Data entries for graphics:
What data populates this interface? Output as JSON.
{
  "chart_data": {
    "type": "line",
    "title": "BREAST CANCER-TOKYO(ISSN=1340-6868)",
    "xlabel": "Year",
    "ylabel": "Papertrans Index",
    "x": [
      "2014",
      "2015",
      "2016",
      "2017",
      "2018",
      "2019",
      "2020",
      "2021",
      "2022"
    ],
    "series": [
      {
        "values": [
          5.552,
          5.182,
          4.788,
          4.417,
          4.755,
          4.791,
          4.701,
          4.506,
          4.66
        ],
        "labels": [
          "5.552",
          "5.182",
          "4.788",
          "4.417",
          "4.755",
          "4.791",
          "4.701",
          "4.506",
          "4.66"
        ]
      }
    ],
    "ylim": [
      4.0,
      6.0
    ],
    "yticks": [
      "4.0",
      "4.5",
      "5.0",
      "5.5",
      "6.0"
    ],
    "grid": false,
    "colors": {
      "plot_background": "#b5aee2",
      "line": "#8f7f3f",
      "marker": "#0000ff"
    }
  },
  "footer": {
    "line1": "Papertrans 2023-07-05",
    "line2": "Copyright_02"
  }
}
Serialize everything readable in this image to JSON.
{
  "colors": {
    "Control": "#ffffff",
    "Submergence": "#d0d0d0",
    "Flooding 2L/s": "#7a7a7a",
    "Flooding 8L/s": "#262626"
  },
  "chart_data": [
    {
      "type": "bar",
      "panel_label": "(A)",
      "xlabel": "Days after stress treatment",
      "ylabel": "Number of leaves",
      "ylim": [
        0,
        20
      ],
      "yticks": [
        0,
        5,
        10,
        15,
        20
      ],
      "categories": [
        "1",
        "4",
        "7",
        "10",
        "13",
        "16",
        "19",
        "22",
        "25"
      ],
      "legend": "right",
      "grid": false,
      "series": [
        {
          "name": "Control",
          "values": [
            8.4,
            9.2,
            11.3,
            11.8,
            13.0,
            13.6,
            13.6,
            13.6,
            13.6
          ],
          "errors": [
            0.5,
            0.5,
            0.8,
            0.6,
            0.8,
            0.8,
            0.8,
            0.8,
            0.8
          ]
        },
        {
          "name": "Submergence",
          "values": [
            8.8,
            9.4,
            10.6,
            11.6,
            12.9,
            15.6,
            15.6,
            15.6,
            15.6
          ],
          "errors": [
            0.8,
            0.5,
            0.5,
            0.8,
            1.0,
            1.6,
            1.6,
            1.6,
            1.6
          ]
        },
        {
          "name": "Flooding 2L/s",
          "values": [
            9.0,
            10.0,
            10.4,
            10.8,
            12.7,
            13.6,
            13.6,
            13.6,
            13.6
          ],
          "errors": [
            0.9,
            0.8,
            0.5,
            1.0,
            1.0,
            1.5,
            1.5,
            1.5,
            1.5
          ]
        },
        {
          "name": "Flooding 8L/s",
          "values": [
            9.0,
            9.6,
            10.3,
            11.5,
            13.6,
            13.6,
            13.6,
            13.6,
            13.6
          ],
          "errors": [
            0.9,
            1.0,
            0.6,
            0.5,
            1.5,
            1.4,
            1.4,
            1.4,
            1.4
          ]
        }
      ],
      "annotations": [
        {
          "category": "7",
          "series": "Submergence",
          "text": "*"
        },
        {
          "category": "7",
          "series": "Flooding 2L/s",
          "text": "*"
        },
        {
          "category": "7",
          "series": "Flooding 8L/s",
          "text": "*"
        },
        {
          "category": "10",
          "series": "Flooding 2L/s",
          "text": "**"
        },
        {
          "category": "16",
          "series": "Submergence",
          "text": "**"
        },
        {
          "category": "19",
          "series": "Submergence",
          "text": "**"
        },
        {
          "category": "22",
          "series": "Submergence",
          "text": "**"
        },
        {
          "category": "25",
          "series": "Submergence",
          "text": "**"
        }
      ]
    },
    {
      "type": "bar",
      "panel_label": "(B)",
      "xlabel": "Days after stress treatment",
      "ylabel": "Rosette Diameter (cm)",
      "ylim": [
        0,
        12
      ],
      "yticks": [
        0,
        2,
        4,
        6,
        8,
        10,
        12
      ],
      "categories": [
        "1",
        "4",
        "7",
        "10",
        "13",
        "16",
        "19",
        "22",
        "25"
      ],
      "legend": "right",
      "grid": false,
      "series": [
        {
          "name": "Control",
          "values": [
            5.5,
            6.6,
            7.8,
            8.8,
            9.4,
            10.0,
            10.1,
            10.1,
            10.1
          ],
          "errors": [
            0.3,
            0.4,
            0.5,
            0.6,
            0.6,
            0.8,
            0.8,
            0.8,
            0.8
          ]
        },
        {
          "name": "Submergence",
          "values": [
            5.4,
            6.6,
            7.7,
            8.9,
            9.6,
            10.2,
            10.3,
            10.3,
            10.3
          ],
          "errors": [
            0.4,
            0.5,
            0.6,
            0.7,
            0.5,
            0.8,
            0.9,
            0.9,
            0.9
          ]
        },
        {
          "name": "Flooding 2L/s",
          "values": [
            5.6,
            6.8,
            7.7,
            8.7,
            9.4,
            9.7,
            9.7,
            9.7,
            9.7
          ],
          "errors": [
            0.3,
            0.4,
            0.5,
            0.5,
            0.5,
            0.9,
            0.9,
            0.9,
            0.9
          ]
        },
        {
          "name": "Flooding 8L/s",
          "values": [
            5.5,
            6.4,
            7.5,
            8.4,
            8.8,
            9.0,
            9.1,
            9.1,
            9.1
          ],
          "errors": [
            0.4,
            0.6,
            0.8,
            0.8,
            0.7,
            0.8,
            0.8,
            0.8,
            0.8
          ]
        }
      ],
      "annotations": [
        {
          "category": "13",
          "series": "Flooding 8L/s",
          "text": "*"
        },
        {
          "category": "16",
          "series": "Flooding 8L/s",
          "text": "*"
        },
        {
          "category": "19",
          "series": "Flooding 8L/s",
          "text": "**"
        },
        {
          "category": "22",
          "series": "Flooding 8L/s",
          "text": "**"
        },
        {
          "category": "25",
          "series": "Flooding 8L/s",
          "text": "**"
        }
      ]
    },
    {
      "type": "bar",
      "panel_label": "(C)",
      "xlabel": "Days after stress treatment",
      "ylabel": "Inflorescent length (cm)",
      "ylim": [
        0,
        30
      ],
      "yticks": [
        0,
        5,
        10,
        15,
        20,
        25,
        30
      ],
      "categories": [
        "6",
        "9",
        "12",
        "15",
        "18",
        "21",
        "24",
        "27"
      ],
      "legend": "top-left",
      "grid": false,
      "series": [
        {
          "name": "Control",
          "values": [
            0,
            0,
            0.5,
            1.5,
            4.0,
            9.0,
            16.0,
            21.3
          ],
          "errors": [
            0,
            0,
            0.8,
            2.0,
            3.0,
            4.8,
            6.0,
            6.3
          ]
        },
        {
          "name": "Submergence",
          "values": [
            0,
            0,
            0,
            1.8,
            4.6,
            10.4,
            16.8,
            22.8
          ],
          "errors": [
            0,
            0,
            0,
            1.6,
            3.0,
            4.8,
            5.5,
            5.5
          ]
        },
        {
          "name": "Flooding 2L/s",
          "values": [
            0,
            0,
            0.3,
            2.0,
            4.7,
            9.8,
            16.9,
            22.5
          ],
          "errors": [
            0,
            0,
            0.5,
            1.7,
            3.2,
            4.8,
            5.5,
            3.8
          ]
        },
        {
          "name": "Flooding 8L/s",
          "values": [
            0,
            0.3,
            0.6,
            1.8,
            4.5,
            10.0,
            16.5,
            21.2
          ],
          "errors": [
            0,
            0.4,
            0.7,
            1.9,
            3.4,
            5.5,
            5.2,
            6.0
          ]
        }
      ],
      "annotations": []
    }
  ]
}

» What the task asks
Show each line of the data that contains the string "ylabel".

» Output below
    "ylabel": "Papertrans Index",
      "ylabel": "Number of leaves",
      "ylabel": "Rosette Diameter (cm)",
      "ylabel": "Inflorescent length (cm)",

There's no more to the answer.